##### Material shown #####
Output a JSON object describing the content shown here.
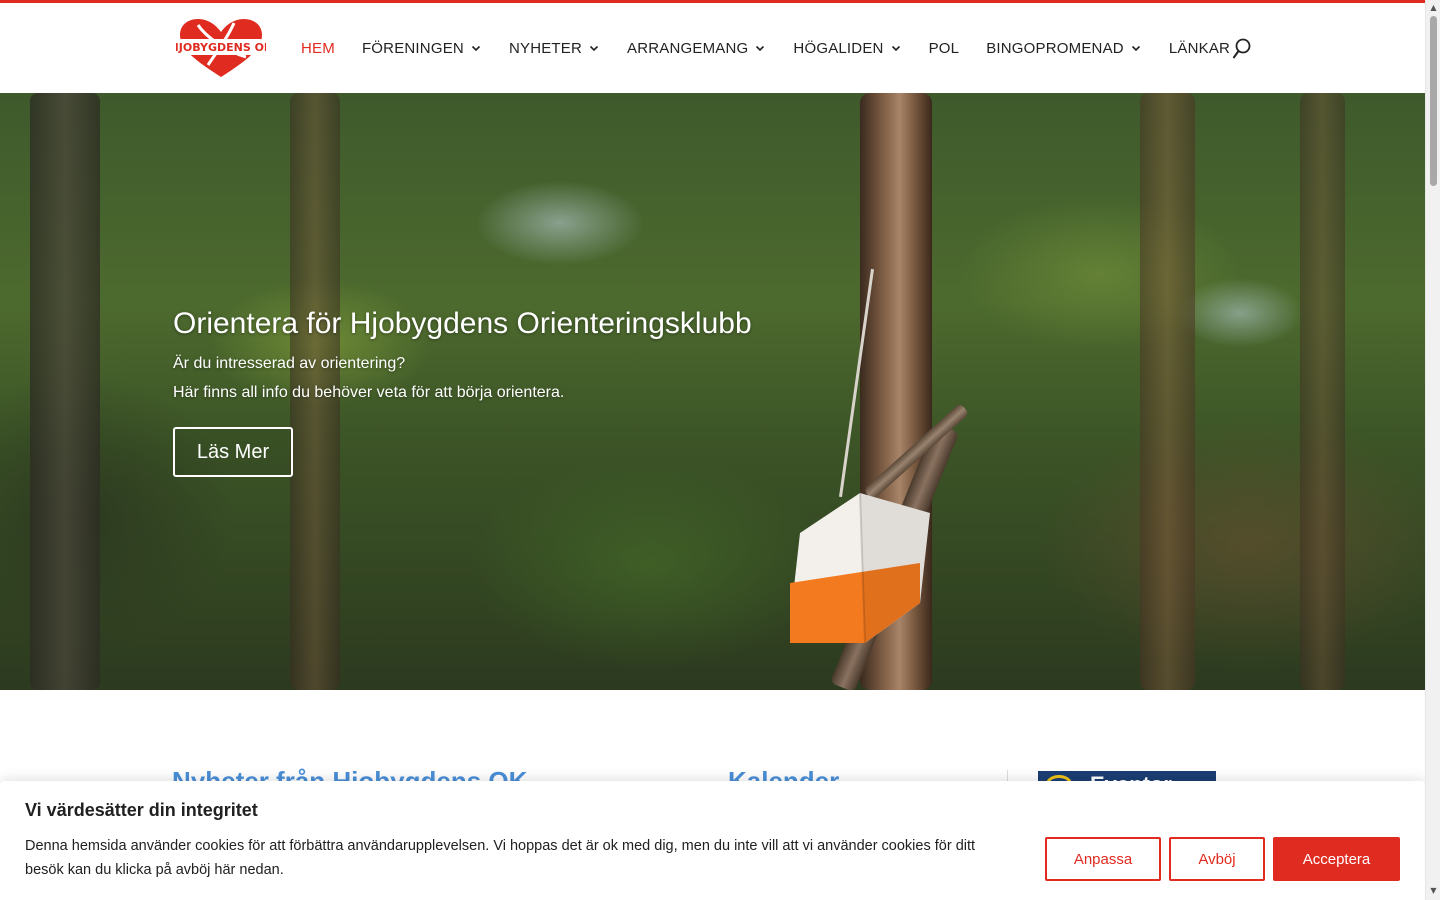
{
  "brand": {
    "logo_text": "HJOBYGDENS OK",
    "accent": "#e02b20",
    "link_blue": "#4a8fd8"
  },
  "nav": {
    "items": [
      {
        "label": "HEM",
        "active": true,
        "has_dropdown": false
      },
      {
        "label": "FÖRENINGEN",
        "active": false,
        "has_dropdown": true
      },
      {
        "label": "NYHETER",
        "active": false,
        "has_dropdown": true
      },
      {
        "label": "ARRANGEMANG",
        "active": false,
        "has_dropdown": true
      },
      {
        "label": "HÖGALIDEN",
        "active": false,
        "has_dropdown": true
      },
      {
        "label": "POL",
        "active": false,
        "has_dropdown": false
      },
      {
        "label": "BINGOPROMENAD",
        "active": false,
        "has_dropdown": true
      },
      {
        "label": "LÄNKAR",
        "active": false,
        "has_dropdown": false
      }
    ],
    "search_icon": "search-icon"
  },
  "hero": {
    "title": "Orientera för Hjobygdens Orienteringsklubb",
    "line1": "Är du intresserad av orientering?",
    "line2": "Här finns all info du behöver veta för att börja orientera.",
    "button": "Läs Mer"
  },
  "sections": {
    "news_title": "Nyheter från Hjobygdens OK",
    "calendar_title": "Kalender",
    "eventor_label": "Eventor"
  },
  "cookie": {
    "title": "Vi värdesätter din integritet",
    "text": "Denna hemsida använder cookies för att förbättra användarupplevelsen. Vi hoppas det är ok med dig, men du inte vill att vi använder cookies för ditt besök kan du klicka på avböj här nedan.",
    "customize": "Anpassa",
    "reject": "Avböj",
    "accept": "Acceptera"
  }
}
#####
Leave the pictures out and write out every entry exactly as given.

▸ **Answer to the problem**
Output a JSON object describing the content shown here.
{
  "brand": {
    "logo_text": "HJOBYGDENS OK",
    "accent": "#e02b20",
    "link_blue": "#4a8fd8"
  },
  "nav": {
    "items": [
      {
        "label": "HEM",
        "active": true,
        "has_dropdown": false
      },
      {
        "label": "FÖRENINGEN",
        "active": false,
        "has_dropdown": true
      },
      {
        "label": "NYHETER",
        "active": false,
        "has_dropdown": true
      },
      {
        "label": "ARRANGEMANG",
        "active": false,
        "has_dropdown": true
      },
      {
        "label": "HÖGALIDEN",
        "active": false,
        "has_dropdown": true
      },
      {
        "label": "POL",
        "active": false,
        "has_dropdown": false
      },
      {
        "label": "BINGOPROMENAD",
        "active": false,
        "has_dropdown": true
      },
      {
        "label": "LÄNKAR",
        "active": false,
        "has_dropdown": false
      }
    ],
    "search_icon": "search-icon"
  },
  "hero": {
    "title": "Orientera för Hjobygdens Orienteringsklubb",
    "line1": "Är du intresserad av orientering?",
    "line2": "Här finns all info du behöver veta för att börja orientera.",
    "button": "Läs Mer"
  },
  "sections": {
    "news_title": "Nyheter från Hjobygdens OK",
    "calendar_title": "Kalender",
    "eventor_label": "Eventor"
  },
  "cookie": {
    "title": "Vi värdesätter din integritet",
    "text": "Denna hemsida använder cookies för att förbättra användarupplevelsen. Vi hoppas det är ok med dig, men du inte vill att vi använder cookies för ditt besök kan du klicka på avböj här nedan.",
    "customize": "Anpassa",
    "reject": "Avböj",
    "accept": "Acceptera"
  }
}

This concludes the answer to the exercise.